=== WORKING DATA ===
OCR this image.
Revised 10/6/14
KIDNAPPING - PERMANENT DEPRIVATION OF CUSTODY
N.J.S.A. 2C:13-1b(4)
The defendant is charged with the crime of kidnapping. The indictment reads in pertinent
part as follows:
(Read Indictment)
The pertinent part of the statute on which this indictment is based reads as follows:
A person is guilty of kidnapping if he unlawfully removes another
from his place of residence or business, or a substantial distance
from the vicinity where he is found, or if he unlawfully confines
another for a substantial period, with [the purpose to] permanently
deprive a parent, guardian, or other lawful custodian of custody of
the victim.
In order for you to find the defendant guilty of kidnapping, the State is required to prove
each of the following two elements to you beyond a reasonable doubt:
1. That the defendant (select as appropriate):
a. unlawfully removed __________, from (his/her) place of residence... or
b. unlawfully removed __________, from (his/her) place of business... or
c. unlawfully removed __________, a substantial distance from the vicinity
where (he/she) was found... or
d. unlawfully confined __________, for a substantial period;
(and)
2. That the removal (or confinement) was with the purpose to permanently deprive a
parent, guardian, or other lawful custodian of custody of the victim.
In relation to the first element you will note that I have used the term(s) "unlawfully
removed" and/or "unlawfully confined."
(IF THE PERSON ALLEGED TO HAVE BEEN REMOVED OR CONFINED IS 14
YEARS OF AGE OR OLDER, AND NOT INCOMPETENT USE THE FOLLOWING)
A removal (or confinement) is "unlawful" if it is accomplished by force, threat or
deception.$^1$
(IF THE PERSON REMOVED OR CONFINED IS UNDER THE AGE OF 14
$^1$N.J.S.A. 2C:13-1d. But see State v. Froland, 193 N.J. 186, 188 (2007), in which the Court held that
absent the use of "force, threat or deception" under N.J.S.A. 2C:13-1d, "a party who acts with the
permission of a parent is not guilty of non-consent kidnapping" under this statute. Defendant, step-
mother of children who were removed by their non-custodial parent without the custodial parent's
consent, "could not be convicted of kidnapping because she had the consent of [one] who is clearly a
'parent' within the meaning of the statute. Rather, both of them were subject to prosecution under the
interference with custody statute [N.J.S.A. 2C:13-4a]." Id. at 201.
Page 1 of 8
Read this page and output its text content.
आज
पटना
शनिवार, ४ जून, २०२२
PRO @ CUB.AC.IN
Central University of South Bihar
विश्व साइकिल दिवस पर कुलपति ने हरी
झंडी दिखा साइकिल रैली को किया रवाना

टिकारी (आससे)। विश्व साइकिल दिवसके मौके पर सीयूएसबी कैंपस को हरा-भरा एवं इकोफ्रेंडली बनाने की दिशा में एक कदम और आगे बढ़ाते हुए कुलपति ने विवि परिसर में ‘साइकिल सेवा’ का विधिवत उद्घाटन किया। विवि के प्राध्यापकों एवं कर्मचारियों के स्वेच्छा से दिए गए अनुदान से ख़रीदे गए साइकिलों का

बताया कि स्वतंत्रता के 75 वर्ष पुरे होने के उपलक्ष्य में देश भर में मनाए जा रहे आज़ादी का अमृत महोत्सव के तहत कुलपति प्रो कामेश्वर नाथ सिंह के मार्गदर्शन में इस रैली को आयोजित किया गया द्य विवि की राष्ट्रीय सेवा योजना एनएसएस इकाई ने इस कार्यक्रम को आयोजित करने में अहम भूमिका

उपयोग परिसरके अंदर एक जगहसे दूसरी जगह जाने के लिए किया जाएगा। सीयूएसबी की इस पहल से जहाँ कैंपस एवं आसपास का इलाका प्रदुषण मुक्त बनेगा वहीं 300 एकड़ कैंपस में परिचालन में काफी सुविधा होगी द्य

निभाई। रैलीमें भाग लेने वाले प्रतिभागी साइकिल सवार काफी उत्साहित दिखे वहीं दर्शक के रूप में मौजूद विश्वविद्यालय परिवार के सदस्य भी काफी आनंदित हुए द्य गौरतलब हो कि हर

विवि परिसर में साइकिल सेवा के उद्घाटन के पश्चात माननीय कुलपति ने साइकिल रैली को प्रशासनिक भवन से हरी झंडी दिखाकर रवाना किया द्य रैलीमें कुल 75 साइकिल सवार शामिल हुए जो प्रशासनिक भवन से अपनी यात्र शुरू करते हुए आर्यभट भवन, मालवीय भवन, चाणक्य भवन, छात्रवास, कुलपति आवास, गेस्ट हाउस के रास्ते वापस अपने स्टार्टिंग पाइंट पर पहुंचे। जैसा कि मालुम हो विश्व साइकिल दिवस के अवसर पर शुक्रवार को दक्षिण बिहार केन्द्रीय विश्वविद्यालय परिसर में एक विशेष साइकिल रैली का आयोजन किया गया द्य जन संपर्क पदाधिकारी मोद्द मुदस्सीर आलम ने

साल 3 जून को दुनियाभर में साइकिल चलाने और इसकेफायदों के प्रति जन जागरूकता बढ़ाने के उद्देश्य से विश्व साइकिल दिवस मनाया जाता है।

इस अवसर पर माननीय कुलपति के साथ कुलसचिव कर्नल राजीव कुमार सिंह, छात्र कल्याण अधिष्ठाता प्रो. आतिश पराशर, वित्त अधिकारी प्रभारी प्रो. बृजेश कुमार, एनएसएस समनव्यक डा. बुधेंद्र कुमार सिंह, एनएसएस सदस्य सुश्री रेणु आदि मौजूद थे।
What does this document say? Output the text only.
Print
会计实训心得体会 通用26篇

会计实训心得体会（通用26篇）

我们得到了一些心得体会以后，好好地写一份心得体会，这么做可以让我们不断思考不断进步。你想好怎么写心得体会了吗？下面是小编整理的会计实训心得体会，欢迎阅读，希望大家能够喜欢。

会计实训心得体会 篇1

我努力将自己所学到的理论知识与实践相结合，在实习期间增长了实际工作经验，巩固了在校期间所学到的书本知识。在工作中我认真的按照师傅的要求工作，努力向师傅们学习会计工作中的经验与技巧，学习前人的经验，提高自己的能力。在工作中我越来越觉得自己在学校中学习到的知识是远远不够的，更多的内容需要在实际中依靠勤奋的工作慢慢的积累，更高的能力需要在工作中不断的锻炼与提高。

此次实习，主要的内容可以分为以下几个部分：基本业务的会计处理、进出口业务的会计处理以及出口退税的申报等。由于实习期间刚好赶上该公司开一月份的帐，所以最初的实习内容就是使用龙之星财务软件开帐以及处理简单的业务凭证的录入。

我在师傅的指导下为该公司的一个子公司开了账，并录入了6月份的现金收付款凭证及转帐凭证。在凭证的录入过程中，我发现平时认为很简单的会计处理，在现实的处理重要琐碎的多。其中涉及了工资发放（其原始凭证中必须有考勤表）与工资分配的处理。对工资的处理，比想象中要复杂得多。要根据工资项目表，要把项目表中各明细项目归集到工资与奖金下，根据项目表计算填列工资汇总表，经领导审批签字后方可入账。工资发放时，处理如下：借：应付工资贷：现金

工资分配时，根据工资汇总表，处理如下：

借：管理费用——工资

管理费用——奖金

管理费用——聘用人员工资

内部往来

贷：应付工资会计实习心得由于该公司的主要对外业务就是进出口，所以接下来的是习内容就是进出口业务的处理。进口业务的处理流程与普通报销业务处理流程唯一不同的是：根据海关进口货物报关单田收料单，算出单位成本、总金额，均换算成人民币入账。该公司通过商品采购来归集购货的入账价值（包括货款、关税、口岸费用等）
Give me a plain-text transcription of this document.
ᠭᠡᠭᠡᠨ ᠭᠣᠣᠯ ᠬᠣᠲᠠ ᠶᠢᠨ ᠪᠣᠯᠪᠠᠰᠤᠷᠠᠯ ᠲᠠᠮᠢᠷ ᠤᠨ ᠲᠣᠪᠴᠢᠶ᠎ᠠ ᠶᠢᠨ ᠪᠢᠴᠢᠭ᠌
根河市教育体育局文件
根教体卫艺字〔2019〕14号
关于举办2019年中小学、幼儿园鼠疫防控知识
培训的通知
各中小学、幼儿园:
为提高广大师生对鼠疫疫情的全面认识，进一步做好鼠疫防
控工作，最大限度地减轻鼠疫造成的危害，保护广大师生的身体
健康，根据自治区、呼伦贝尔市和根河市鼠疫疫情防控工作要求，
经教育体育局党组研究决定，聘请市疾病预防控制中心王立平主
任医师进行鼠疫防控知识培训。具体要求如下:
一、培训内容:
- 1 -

=== GIVEN PROBLEM ===
Send back exactly the lines from the line with "Give me a plain-text" through the end of the records.

=== RESPONSE TO THIS TASK ===
Give me a plain-text transcription of this document.
ᠭᠡᠭᠡᠨ ᠭᠣᠣᠯ ᠬᠣᠲᠠ ᠶᠢᠨ ᠪᠣᠯᠪᠠᠰᠤᠷᠠᠯ ᠲᠠᠮᠢᠷ ᠤᠨ ᠲᠣᠪᠴᠢᠶ᠎ᠠ ᠶᠢᠨ ᠪᠢᠴᠢᠭ᠌
根河市教育体育局文件
根教体卫艺字〔2019〕14号
关于举办2019年中小学、幼儿园鼠疫防控知识
培训的通知
各中小学、幼儿园:
为提高广大师生对鼠疫疫情的全面认识，进一步做好鼠疫防
控工作，最大限度地减轻鼠疫造成的危害，保护广大师生的身体
健康，根据自治区、呼伦贝尔市和根河市鼠疫疫情防控工作要求，
经教育体育局党组研究决定，聘请市疾病预防控制中心王立平主
任医师进行鼠疫防控知识培训。具体要求如下:
一、培训内容:
- 1 -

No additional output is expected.